Exercise goal
Check every line of the entries below for the word "from", and copy the ones that have it.

-- -- --

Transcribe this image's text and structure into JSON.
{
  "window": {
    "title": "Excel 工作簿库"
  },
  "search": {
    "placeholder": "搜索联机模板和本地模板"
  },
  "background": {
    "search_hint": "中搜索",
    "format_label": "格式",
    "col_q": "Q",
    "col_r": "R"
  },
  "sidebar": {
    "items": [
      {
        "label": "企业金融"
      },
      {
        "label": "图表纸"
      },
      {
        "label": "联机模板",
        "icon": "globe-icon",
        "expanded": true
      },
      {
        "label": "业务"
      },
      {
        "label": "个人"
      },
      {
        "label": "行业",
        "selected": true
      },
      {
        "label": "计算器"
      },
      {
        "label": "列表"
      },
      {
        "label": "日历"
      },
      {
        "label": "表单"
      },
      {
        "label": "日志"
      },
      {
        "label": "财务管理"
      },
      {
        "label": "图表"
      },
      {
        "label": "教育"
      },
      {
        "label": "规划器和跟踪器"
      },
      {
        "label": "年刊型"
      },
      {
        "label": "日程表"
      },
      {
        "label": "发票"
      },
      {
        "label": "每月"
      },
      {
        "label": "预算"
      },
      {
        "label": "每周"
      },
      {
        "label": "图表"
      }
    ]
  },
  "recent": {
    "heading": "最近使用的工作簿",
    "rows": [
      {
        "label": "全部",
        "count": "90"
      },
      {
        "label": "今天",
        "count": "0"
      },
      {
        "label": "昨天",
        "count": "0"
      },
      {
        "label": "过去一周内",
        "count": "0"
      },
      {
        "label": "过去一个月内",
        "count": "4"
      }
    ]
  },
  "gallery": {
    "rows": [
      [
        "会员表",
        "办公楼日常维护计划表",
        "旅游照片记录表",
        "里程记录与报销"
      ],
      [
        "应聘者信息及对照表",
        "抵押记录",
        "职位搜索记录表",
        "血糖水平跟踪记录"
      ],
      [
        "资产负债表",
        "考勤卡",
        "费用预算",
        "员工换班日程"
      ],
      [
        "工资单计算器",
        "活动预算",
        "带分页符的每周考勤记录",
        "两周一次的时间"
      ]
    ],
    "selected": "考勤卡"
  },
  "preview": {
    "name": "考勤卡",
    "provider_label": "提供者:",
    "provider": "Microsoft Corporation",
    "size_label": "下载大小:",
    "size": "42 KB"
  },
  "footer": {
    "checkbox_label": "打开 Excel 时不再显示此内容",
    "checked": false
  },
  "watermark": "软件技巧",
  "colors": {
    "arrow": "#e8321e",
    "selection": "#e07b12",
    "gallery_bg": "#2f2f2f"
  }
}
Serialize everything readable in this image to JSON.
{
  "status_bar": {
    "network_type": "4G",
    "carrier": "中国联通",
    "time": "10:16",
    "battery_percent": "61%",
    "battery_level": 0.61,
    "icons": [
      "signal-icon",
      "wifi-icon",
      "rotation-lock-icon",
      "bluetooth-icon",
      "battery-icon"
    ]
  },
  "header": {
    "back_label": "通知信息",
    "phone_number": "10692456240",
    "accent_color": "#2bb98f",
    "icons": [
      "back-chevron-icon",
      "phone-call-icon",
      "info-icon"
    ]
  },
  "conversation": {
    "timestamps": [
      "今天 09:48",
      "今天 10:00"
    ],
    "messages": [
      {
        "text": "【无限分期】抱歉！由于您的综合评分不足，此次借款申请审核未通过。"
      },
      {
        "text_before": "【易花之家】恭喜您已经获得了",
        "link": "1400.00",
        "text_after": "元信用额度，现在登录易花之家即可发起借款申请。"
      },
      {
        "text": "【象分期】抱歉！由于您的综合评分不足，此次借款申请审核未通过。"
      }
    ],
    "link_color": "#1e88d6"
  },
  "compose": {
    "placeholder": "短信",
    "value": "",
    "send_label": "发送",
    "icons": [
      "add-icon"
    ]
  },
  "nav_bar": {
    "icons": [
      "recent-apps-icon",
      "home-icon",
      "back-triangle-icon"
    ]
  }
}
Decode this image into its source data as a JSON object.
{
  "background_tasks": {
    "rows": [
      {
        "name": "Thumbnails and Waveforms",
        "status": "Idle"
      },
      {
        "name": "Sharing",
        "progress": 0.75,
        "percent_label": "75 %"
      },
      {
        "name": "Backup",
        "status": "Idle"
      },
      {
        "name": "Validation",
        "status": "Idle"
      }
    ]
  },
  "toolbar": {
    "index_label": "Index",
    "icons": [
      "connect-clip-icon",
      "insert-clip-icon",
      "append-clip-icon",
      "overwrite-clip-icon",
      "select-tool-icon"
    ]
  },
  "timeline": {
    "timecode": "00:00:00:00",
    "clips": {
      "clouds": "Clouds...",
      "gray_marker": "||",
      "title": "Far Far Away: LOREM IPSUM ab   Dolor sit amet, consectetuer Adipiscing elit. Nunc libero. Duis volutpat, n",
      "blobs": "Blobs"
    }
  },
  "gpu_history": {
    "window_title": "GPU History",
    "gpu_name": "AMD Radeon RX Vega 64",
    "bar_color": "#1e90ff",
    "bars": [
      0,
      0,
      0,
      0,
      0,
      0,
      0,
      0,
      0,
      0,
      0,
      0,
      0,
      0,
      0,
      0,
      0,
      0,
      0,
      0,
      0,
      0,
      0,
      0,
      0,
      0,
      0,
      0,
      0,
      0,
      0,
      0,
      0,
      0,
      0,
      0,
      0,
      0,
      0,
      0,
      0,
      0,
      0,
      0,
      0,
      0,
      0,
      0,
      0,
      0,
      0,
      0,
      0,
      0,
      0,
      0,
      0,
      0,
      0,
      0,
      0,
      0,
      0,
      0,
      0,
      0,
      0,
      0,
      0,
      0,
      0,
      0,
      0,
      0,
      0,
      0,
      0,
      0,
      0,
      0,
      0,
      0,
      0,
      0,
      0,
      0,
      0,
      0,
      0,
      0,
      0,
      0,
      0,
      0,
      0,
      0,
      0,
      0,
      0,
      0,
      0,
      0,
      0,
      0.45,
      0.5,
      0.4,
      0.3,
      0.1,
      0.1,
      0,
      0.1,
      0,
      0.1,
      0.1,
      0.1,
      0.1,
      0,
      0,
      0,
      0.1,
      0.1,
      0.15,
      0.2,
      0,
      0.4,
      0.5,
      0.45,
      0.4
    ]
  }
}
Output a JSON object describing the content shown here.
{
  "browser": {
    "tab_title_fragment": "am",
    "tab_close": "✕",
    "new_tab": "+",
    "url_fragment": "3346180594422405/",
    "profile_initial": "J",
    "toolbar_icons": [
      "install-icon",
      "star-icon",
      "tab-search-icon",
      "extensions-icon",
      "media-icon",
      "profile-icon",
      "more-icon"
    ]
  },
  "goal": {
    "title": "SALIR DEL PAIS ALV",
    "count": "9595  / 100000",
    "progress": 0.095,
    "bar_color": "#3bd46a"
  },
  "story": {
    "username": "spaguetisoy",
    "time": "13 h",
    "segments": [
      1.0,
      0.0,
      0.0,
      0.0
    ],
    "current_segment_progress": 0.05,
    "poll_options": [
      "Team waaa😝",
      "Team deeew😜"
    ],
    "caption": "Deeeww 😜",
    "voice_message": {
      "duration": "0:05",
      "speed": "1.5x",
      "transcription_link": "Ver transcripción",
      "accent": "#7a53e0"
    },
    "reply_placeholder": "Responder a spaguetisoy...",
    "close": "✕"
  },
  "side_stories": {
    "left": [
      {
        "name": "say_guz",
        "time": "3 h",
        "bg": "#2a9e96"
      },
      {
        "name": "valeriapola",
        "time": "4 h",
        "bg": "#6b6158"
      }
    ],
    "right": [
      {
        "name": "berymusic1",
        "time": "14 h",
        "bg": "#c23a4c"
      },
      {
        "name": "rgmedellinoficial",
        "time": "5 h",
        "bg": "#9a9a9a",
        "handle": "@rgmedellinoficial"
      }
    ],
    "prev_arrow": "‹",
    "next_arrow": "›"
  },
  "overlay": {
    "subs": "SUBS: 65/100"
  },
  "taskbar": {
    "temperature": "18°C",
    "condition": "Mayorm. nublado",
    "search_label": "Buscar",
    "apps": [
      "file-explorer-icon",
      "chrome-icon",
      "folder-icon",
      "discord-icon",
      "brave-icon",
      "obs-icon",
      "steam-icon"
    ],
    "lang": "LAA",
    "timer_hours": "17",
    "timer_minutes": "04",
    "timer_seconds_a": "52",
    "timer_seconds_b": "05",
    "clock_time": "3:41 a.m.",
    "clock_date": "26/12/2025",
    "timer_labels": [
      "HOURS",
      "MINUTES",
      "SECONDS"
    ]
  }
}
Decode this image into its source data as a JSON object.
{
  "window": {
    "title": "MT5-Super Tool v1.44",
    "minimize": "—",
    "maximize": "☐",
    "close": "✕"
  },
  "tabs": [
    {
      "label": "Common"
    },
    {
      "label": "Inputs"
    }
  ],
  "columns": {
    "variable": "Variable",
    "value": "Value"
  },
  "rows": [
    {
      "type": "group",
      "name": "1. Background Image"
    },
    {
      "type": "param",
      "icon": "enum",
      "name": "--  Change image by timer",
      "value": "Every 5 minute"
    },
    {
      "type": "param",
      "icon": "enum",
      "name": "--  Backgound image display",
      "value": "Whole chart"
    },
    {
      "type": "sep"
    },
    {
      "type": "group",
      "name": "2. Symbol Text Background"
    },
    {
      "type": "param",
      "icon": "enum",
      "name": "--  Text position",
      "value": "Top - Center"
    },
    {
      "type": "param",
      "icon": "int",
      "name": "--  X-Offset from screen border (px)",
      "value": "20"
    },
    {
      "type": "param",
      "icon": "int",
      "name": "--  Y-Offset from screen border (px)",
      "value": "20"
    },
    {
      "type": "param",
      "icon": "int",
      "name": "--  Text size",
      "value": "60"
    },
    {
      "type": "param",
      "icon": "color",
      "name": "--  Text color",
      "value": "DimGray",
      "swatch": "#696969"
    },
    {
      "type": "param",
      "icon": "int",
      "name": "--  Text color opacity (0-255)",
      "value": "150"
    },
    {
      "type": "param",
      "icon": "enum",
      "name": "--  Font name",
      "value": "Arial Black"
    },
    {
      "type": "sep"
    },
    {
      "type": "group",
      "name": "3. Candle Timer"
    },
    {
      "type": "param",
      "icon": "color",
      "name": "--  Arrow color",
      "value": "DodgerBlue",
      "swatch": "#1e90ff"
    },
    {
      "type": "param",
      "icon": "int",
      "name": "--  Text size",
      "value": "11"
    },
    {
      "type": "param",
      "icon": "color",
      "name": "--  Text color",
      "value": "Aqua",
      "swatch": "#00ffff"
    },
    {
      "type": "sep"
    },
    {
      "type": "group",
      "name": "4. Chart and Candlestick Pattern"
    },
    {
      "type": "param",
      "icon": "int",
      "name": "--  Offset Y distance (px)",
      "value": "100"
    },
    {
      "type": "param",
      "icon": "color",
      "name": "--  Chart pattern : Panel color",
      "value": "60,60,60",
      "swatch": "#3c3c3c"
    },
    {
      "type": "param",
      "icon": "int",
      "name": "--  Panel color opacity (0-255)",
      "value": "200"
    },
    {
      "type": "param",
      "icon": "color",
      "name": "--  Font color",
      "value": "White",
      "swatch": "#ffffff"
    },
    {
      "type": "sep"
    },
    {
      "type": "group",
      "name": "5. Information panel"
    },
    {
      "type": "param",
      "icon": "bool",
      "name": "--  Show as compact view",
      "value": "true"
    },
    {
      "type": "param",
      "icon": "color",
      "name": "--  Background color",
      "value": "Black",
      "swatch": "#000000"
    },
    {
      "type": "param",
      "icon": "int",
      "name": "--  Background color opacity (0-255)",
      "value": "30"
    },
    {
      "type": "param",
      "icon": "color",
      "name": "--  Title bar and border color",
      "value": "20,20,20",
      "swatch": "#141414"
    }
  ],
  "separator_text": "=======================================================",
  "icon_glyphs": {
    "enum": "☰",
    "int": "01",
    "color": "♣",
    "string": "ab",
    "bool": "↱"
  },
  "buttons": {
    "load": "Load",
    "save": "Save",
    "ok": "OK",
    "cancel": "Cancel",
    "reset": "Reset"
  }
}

-- -- --

Result of this exercise
      "name": "--  X-Offset from screen border (px)",
      "name": "--  Y-Offset from screen border (px)",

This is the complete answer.